(Stored records)

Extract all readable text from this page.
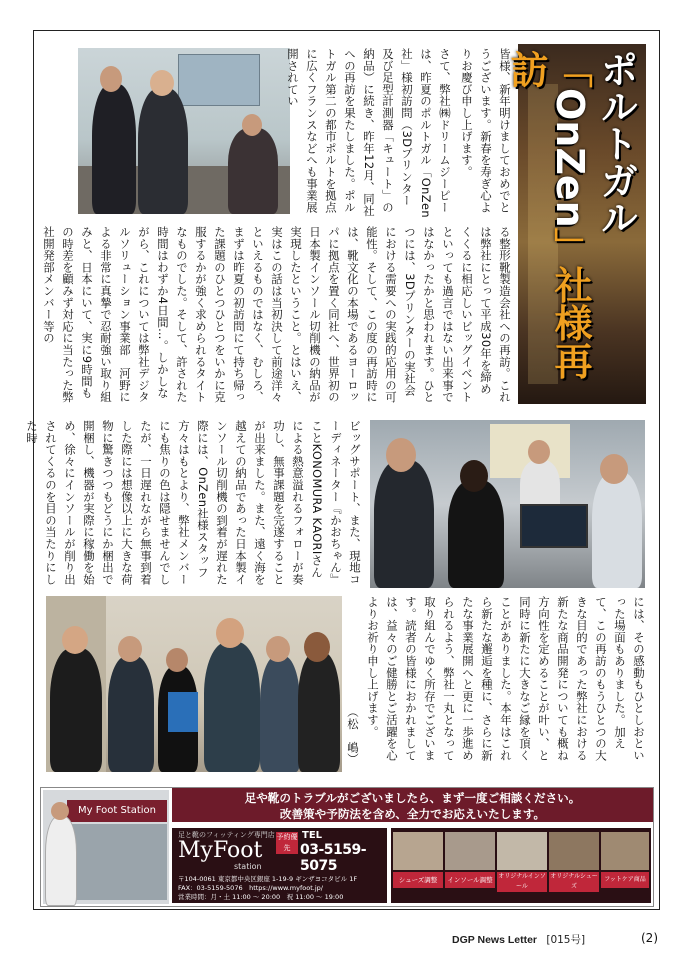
ポルトガル
「OnZen」社様再訪
皆様、新年明けましておめでとうございます。新春を寿ぎ心よりお慶び申し上げます。
さて、弊社㈱ドリームジーピーは、昨夏のポルトガル「OnZen社」様初訪問（3Dプリンター及び足型計測器「キュート」の納品）に続き、昨年12月、同社への再訪を果たしました。ポルトガル第二の都市ポルトを拠点に広くフランスなどへも事業展開されてい
る整形靴製造会社への再訪。これは弊社にとって平成30年を締めくくるに相応しいビッグイベントといっても過言ではない出来事ではなかったかと思われます。ひとつには、3Dプリンターの実社会における需要への実践的応用の可能性。そして、この度の再訪時には、靴文化の本場であるヨーロッパに拠点を置く同社へ、世界初の日本製インソール切削機の納品が実現したということ。とはいえ、実はこの話は当初決して前途洋々といえるものではなく、むしろ、まずは昨夏の初訪問にて持ち帰った課題のひとつひとつをいかに克服するかが強く求められるタイトなものでした。そして、許された時間はわずか4日間…。しかしながら、これについては弊社デジタルソリューション事業部　河野による非常に真摯で忍耐強い取り組みと、日本にいて、実に9時間もの時差を顧みず対応に当たった弊社開発部メンバー等の
には、その感動もひとしおといった場面もありました。加えて、この再訪のもうひとつの大きな目的であった弊社における新たな商品開発についても概ね方向性を定めることが叶い、と同時に新たに大きなご縁を頂くことがありました。本年はこれら新たな邂逅を種に、さらに新たな事業展開へと更に一歩進められるよう、弊社一丸となって取り組んでゆく所存でございます。読者の皆様におかれましては、益々のご健勝とご活躍を心よりお祈り申し上げます。
（松　嶋）
ビッグサポート、また、現地コーディネーター『かおちゃん』ことKONOMURA KAORIさんによる熱意溢れるフォローが奏功し、無事課題を完遂することが出来ました。また、遠く海を越えての納品であった日本製インソール切削機の到着が遅れた際には、OnZen社様スタッフ方々はもとより、弊社メンバーにも焦りの色は隠せませんでしたが、一日遅れながら無事到着した際には想像以上に大きな荷物に驚きつつもどうにか梱出で開梱し、機器が実際に稼働を始め、徐々にインソールが削り出されてくるのを目の当たりにした時
My Foot Station
足や靴のトラブルがございましたら、まず一度ご相談ください。
改善策や予防法を含め、全力でお応えいたします。
足と靴のフィッティング専門店
MyFoot
station
予約優先
TEL
03-5159-5075
〒104-0061 東京都中央区銀座 1-19-9 ギンザヨコタビル 1F
FAX：03-5159-5076　https://www.myfoot.jp/
営業時間：月・土 11:00 〜 20:00　祝 11:00 〜 19:00
シューズ調整	インソール調整 オリジナルインソール
オリジナルシューズ
フットケア商品
DGP News Letter [015号]	(2)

## Directions
Will you set down the records word for word while leaving out every picture?

## Task answer
Extract all readable text from this page.
ポルトガル
「OnZen」社様再訪
皆様、新年明けましておめでとうございます。新春を寿ぎ心よりお慶び申し上げます。
さて、弊社㈱ドリームジーピーは、昨夏のポルトガル「OnZen社」様初訪問（3Dプリンター及び足型計測器「キュート」の納品）に続き、昨年12月、同社への再訪を果たしました。ポルトガル第二の都市ポルトを拠点に広くフランスなどへも事業展開されてい
る整形靴製造会社への再訪。これは弊社にとって平成30年を締めくくるに相応しいビッグイベントといっても過言ではない出来事ではなかったかと思われます。ひとつには、3Dプリンターの実社会における需要への実践的応用の可能性。そして、この度の再訪時には、靴文化の本場であるヨーロッパに拠点を置く同社へ、世界初の日本製インソール切削機の納品が実現したということ。とはいえ、実はこの話は当初決して前途洋々といえるものではなく、むしろ、まずは昨夏の初訪問にて持ち帰った課題のひとつひとつをいかに克服するかが強く求められるタイトなものでした。そして、許された時間はわずか4日間…。しかしながら、これについては弊社デジタルソリューション事業部　河野による非常に真摯で忍耐強い取り組みと、日本にいて、実に9時間もの時差を顧みず対応に当たった弊社開発部メンバー等の
には、その感動もひとしおといった場面もありました。加えて、この再訪のもうひとつの大きな目的であった弊社における新たな商品開発についても概ね方向性を定めることが叶い、と同時に新たに大きなご縁を頂くことがありました。本年はこれら新たな邂逅を種に、さらに新たな事業展開へと更に一歩進められるよう、弊社一丸となって取り組んでゆく所存でございます。読者の皆様におかれましては、益々のご健勝とご活躍を心よりお祈り申し上げます。
（松　嶋）
ビッグサポート、また、現地コーディネーター『かおちゃん』ことKONOMURA KAORIさんによる熱意溢れるフォローが奏功し、無事課題を完遂することが出来ました。また、遠く海を越えての納品であった日本製インソール切削機の到着が遅れた際には、OnZen社様スタッフ方々はもとより、弊社メンバーにも焦りの色は隠せませんでしたが、一日遅れながら無事到着した際には想像以上に大きな荷物に驚きつつもどうにか梱出で開梱し、機器が実際に稼働を始め、徐々にインソールが削り出されてくるのを目の当たりにした時
My Foot Station
足や靴のトラブルがございましたら、まず一度ご相談ください。
改善策や予防法を含め、全力でお応えいたします。
足と靴のフィッティング専門店
MyFoot
station
予約優先
TEL
03-5159-5075
〒104-0061 東京都中央区銀座 1-19-9 ギンザヨコタビル 1F
FAX：03-5159-5076　https://www.myfoot.jp/
営業時間：月・土 11:00 〜 20:00　祝 11:00 〜 19:00
シューズ調整	インソール調整 オリジナルインソール
オリジナルシューズ
フットケア商品
DGP News Letter [015号]	(2)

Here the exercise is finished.